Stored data

********************

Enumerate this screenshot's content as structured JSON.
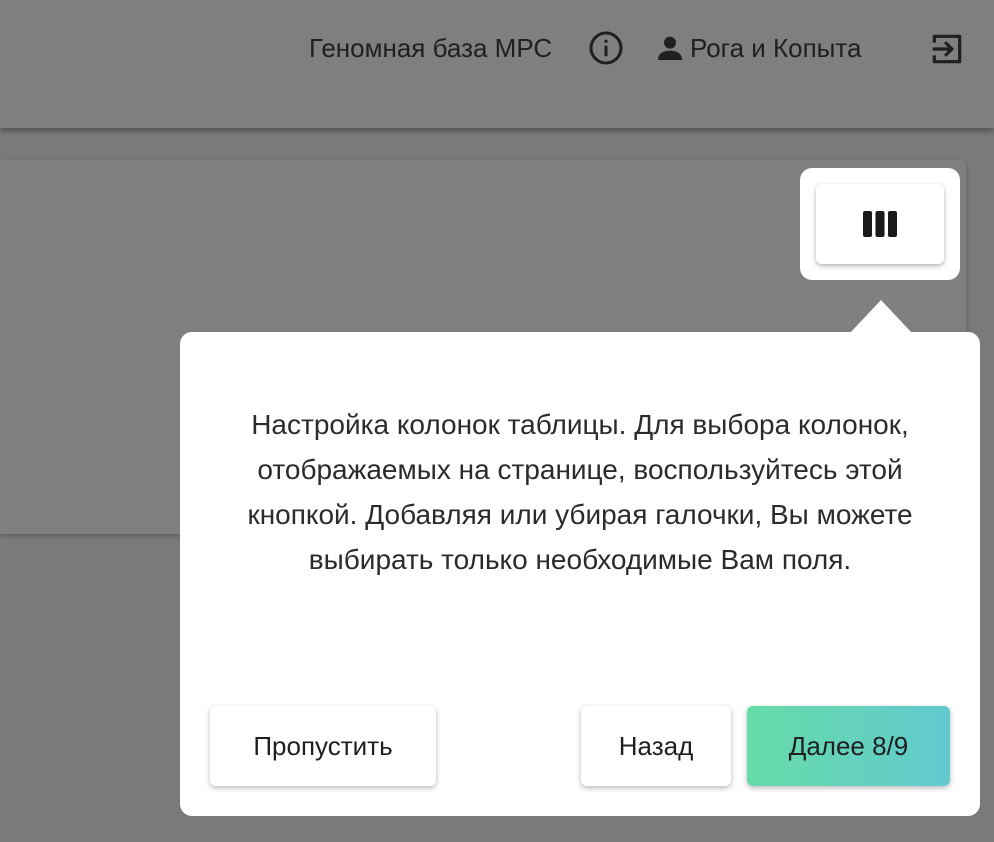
{
  "header": {
    "title": "Геномная база МРС",
    "user_name": "Рога и Копыта",
    "icons": {
      "info": "info-circle-icon",
      "user": "user-icon",
      "logout": "logout-icon"
    }
  },
  "target": {
    "icon": "view-columns-icon"
  },
  "tour": {
    "text": "Настройка колонок таблицы. Для выбора колонок, отображаемых на странице, воспользуйтесь этой кнопкой. Добавляя или убирая галочки, Вы можете выбирать только необходимые Вам поля.",
    "skip_label": "Пропустить",
    "back_label": "Назад",
    "next_label": "Далее 8/9"
  },
  "colors": {
    "overlay": "#7a7a7a",
    "next_gradient_start": "#66dca8",
    "next_gradient_end": "#62c9cf"
  }
}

********************

Directive
Transcribe the listing in full and omit the pictures.

Solution to the exercise
Enumerate this screenshot's content as structured JSON.
{
  "header": {
    "title": "Геномная база МРС",
    "user_name": "Рога и Копыта",
    "icons": {
      "info": "info-circle-icon",
      "user": "user-icon",
      "logout": "logout-icon"
    }
  },
  "target": {
    "icon": "view-columns-icon"
  },
  "tour": {
    "text": "Настройка колонок таблицы. Для выбора колонок, отображаемых на странице, воспользуйтесь этой кнопкой. Добавляя или убирая галочки, Вы можете выбирать только необходимые Вам поля.",
    "skip_label": "Пропустить",
    "back_label": "Назад",
    "next_label": "Далее 8/9"
  },
  "colors": {
    "overlay": "#7a7a7a",
    "next_gradient_start": "#66dca8",
    "next_gradient_end": "#62c9cf"
  }
}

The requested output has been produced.